==== Dataset entries ====
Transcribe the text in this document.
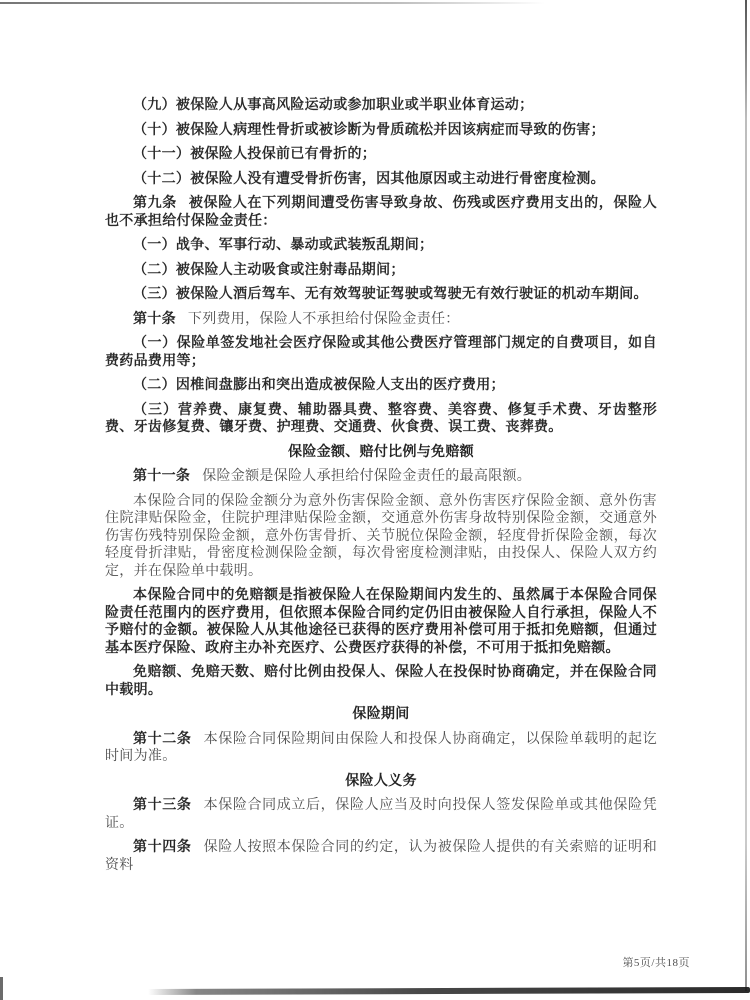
（九）被保险人从事高风险运动或参加职业或半职业体育运动；

（十）被保险人病理性骨折或被诊断为骨质疏松并因该病症而导致的伤害；

（十一）被保险人投保前已有骨折的；

（十二）被保险人没有遭受骨折伤害，因其他原因或主动进行骨密度检测。

第九条 被保险人在下列期间遭受伤害导致身故、伤残或医疗费用支出的，保险人也不承担给付保险金责任：

（一）战争、军事行动、暴动或武装叛乱期间；

（二）被保险人主动吸食或注射毒品期间；

（三）被保险人酒后驾车、无有效驾驶证驾驶或驾驶无有效行驶证的机动车期间。

第十条 下列费用，保险人不承担给付保险金责任：

（一）保险单签发地社会医疗保险或其他公费医疗管理部门规定的自费项目，如自费药品费用等；

（二）因椎间盘膨出和突出造成被保险人支出的医疗费用；

（三）营养费、康复费、辅助器具费、整容费、美容费、修复手术费、牙齿整形费、牙齿修复费、镶牙费、护理费、交通费、伙食费、误工费、丧葬费。

保险金额、赔付比例与免赔额

第十一条 保险金额是保险人承担给付保险金责任的最高限额。

本保险合同的保险金额分为意外伤害保险金额、意外伤害医疗保险金额、意外伤害住院津贴保险金，住院护理津贴保险金额，交通意外伤害身故特别保险金额，交通意外伤害伤残特别保险金额，意外伤害骨折、关节脱位保险金额，轻度骨折保险金额，每次轻度骨折津贴，骨密度检测保险金额，每次骨密度检测津贴，由投保人、保险人双方约定，并在保险单中载明。

本保险合同中的免赔额是指被保险人在保险期间内发生的、虽然属于本保险合同保险责任范围内的医疗费用，但依照本保险合同约定仍旧由被保险人自行承担，保险人不予赔付的金额。被保险人从其他途径已获得的医疗费用补偿可用于抵扣免赔额，但通过基本医疗保险、政府主办补充医疗、公费医疗获得的补偿，不可用于抵扣免赔额。

免赔额、免赔天数、赔付比例由投保人、保险人在投保时协商确定，并在保险合同中载明。

保险期间

第十二条 本保险合同保险期间由保险人和投保人协商确定，以保险单载明的起讫时间为准。

保险人义务

第十三条 本保险合同成立后，保险人应当及时向投保人签发保险单或其他保险凭证。

第十四条 保险人按照本保险合同的约定，认为被保险人提供的有关索赔的证明和资料

第5页/共18页
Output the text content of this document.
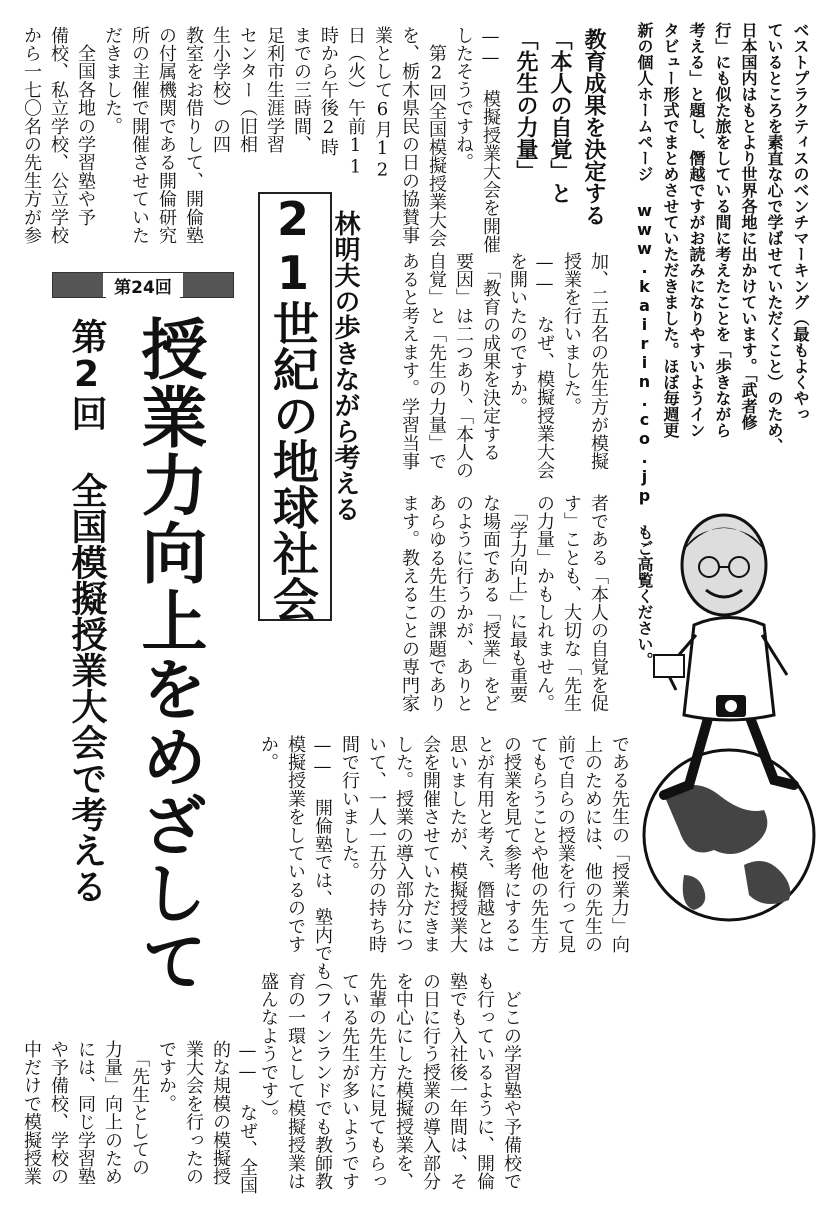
ベストプラクティスのベンチマーキング（最もよくやっ
ているところを素直な心で学ばせていただくこと）のため、
日本国内はもとより世界各地に出かけています。「武者修
行」にも似た旅をしている間に考えたことを「歩きながら
考える」と題し、僭越ですがお読みになりやすいようイン
タビュー形式でまとめさせていただきました。ほぼ毎週更
新の個人ホームページ www.kairin.co.jp もご高覧ください。

教育成果を決定する
「本人の自覚」と
「先生の力量」

21世紀の地球社会 林明夫の歩きながら考える

第24回

授業力向上をめざして

第2回 全国模擬授業大会で考える

—— 模擬授業大会を開催
したそうですね。
　第2回全国模擬授業大会
を、栃木県民の日の協賛事
業として6月12
日（火）午前11
時から午後2時
までの三時間、
足利市生涯学習
センター（旧相
生小学校）の四
教室をお借りして、開倫塾
の付属機関である開倫研究
所の主催で開催させていた
だきました。
　全国各地の学習塾や予
備校、私立学校、公立学校
から一七〇名の先生方が参

加、二五名の先生方が模擬
授業を行いました。
—— なぜ、模擬授業大会
を開いたのですか。
　「教育の成果を決定する
要因」は二つあり、「本人の
自覚」と「先生の力量」で
あると考えます。学習当事

者である「本人の自覚を促
す」ことも、大切な「先生
の力量」かもしれません。
　「学力向上」に最も重要
な場面である「授業」をど
のように行うかが、ありと
あらゆる先生の課題であり
ます。教えることの専門家

である先生の「授業力」向
上のためには、他の先生の
前で自らの授業を行って見
てもらうことや他の先生方
の授業を見て参考にするこ
とが有用と考え、僭越とは
思いましたが、模擬授業大
会を開催させていただきま
した。授業の導入部分につ
いて、一人一五分の持ち時
間で行いました。
—— 開倫塾では、塾内でも
模擬授業をしているのです
か。

　どこの学習塾や予備校で
も行っているように、開倫
塾でも入社後一年間は、そ
の日に行う授業の導入部分
を中心にした模擬授業を、
先輩の先生方に見てもらっ
ている先生が多いようです
（フィンランドでも教師教
育の一環として模擬授業は
盛んなようです）。

—— なぜ、全国
的な規模の模擬授
業大会を行ったの
ですか。
　「先生としての
力量」向上のため
には、同じ学習塾
や予備校、学校の
中だけで模擬授業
====
Written request: Can you restate all the records above word for word while dropping the pictures?

Task result:
Transcribe the text in this document.
（九）被保险人从事高风险运动或参加职业或半职业体育运动；

（十）被保险人病理性骨折或被诊断为骨质疏松并因该病症而导致的伤害；

（十一）被保险人投保前已有骨折的；

（十二）被保险人没有遭受骨折伤害，因其他原因或主动进行骨密度检测。

第九条 被保险人在下列期间遭受伤害导致身故、伤残或医疗费用支出的，保险人也不承担给付保险金责任：

（一）战争、军事行动、暴动或武装叛乱期间；

（二）被保险人主动吸食或注射毒品期间；

（三）被保险人酒后驾车、无有效驾驶证驾驶或驾驶无有效行驶证的机动车期间。

第十条 下列费用，保险人不承担给付保险金责任：

（一）保险单签发地社会医疗保险或其他公费医疗管理部门规定的自费项目，如自费药品费用等；

（二）因椎间盘膨出和突出造成被保险人支出的医疗费用；

（三）营养费、康复费、辅助器具费、整容费、美容费、修复手术费、牙齿整形费、牙齿修复费、镶牙费、护理费、交通费、伙食费、误工费、丧葬费。

保险金额、赔付比例与免赔额

第十一条 保险金额是保险人承担给付保险金责任的最高限额。

本保险合同的保险金额分为意外伤害保险金额、意外伤害医疗保险金额、意外伤害住院津贴保险金，住院护理津贴保险金额，交通意外伤害身故特别保险金额，交通意外伤害伤残特别保险金额，意外伤害骨折、关节脱位保险金额，轻度骨折保险金额，每次轻度骨折津贴，骨密度检测保险金额，每次骨密度检测津贴，由投保人、保险人双方约定，并在保险单中载明。

本保险合同中的免赔额是指被保险人在保险期间内发生的、虽然属于本保险合同保险责任范围内的医疗费用，但依照本保险合同约定仍旧由被保险人自行承担，保险人不予赔付的金额。被保险人从其他途径已获得的医疗费用补偿可用于抵扣免赔额，但通过基本医疗保险、政府主办补充医疗、公费医疗获得的补偿，不可用于抵扣免赔额。

免赔额、免赔天数、赔付比例由投保人、保险人在投保时协商确定，并在保险合同中载明。

保险期间

第十二条 本保险合同保险期间由保险人和投保人协商确定，以保险单载明的起讫时间为准。

保险人义务

第十三条 本保险合同成立后，保险人应当及时向投保人签发保险单或其他保险凭证。

第十四条 保险人按照本保险合同的约定，认为被保险人提供的有关索赔的证明和资料

第5页/共18页
Output the text content of this document.
ベストプラクティスのベンチマーキング（最もよくやっ
ているところを素直な心で学ばせていただくこと）のため、
日本国内はもとより世界各地に出かけています。「武者修
行」にも似た旅をしている間に考えたことを「歩きながら
考える」と題し、僭越ですがお読みになりやすいようイン
タビュー形式でまとめさせていただきました。ほぼ毎週更
新の個人ホームページ www.kairin.co.jp もご高覧ください。

教育成果を決定する
「本人の自覚」と
「先生の力量」

21世紀の地球社会 林明夫の歩きながら考える

第24回

授業力向上をめざして

第2回 全国模擬授業大会で考える

—— 模擬授業大会を開催
したそうですね。
　第2回全国模擬授業大会
を、栃木県民の日の協賛事
業として6月12
日（火）午前11
時から午後2時
までの三時間、
足利市生涯学習
センター（旧相
生小学校）の四
教室をお借りして、開倫塾
の付属機関である開倫研究
所の主催で開催させていた
だきました。
　全国各地の学習塾や予
備校、私立学校、公立学校
から一七〇名の先生方が参

加、二五名の先生方が模擬
授業を行いました。
—— なぜ、模擬授業大会
を開いたのですか。
　「教育の成果を決定する
要因」は二つあり、「本人の
自覚」と「先生の力量」で
あると考えます。学習当事

者である「本人の自覚を促
す」ことも、大切な「先生
の力量」かもしれません。
　「学力向上」に最も重要
な場面である「授業」をど
のように行うかが、ありと
あらゆる先生の課題であり
ます。教えることの専門家

である先生の「授業力」向
上のためには、他の先生の
前で自らの授業を行って見
てもらうことや他の先生方
の授業を見て参考にするこ
とが有用と考え、僭越とは
思いましたが、模擬授業大
会を開催させていただきま
した。授業の導入部分につ
いて、一人一五分の持ち時
間で行いました。
—— 開倫塾では、塾内でも
模擬授業をしているのです
か。

　どこの学習塾や予備校で
も行っているように、開倫
塾でも入社後一年間は、そ
の日に行う授業の導入部分
を中心にした模擬授業を、
先輩の先生方に見てもらっ
ている先生が多いようです
（フィンランドでも教師教
育の一環として模擬授業は
盛んなようです）。

—— なぜ、全国
的な規模の模擬授
業大会を行ったの
ですか。
　「先生としての
力量」向上のため
には、同じ学習塾
や予備校、学校の
中だけで模擬授業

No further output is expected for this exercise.